> **Task brief**
For the material that follows, list every line containing the word "data".

> **Information given**
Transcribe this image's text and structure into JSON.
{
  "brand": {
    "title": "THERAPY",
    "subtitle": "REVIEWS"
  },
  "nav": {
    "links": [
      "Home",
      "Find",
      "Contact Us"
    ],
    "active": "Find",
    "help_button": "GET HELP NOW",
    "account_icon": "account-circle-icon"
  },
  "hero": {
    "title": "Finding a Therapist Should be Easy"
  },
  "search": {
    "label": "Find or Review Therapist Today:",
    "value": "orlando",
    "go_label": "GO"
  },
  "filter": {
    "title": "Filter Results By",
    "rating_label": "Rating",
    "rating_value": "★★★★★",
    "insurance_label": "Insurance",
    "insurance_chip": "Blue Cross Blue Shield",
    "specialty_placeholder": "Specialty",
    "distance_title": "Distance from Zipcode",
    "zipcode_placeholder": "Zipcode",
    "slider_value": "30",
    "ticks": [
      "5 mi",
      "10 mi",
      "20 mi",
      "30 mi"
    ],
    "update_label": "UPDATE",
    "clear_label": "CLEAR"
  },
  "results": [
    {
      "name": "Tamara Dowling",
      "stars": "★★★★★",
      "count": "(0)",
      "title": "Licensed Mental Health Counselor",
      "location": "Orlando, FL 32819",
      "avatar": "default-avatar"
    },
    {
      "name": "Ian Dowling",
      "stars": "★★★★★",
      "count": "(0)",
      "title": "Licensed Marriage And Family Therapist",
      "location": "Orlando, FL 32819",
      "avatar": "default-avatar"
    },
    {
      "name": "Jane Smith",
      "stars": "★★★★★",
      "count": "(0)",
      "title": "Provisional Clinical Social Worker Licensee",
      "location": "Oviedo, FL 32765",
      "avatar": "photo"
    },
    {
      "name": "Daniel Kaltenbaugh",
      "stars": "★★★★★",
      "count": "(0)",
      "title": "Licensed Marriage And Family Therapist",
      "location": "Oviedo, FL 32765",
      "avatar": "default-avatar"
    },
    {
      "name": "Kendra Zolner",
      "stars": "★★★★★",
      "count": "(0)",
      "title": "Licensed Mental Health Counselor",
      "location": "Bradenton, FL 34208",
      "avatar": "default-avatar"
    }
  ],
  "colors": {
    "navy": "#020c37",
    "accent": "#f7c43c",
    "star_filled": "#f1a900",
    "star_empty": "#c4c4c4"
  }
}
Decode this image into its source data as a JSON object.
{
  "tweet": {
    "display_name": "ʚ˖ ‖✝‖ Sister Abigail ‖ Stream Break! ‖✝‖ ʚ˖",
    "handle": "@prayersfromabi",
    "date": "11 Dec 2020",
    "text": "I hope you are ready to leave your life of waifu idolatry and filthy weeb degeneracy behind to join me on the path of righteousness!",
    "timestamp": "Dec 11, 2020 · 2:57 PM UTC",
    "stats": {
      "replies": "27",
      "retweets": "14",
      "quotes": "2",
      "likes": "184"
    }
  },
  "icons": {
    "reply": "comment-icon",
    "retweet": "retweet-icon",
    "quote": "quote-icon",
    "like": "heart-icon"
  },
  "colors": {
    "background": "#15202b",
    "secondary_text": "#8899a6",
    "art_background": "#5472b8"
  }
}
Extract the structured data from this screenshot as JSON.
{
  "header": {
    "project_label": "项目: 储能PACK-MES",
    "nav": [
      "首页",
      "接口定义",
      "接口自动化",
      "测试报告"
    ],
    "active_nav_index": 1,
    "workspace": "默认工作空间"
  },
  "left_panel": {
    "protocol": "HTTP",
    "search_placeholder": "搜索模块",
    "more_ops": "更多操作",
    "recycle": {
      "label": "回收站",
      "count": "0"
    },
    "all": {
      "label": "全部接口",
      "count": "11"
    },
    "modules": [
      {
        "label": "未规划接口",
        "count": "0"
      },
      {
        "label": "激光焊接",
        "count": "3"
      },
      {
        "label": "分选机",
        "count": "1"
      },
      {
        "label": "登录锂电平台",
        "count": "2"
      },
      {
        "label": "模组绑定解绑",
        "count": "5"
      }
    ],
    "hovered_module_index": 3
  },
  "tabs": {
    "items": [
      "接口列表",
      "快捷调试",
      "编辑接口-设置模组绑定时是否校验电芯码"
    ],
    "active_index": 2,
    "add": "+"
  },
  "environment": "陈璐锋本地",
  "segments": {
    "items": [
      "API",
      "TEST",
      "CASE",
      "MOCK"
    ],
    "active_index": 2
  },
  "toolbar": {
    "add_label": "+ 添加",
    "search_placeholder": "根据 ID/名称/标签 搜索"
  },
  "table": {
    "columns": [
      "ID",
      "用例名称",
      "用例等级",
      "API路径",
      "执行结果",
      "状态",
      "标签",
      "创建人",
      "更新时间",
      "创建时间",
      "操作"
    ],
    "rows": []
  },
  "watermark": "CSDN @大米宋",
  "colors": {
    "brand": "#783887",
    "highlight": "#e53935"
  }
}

> **Task response**
Decode this image into its source data as a JSON object.
Extract the structured data from this screenshot as JSON.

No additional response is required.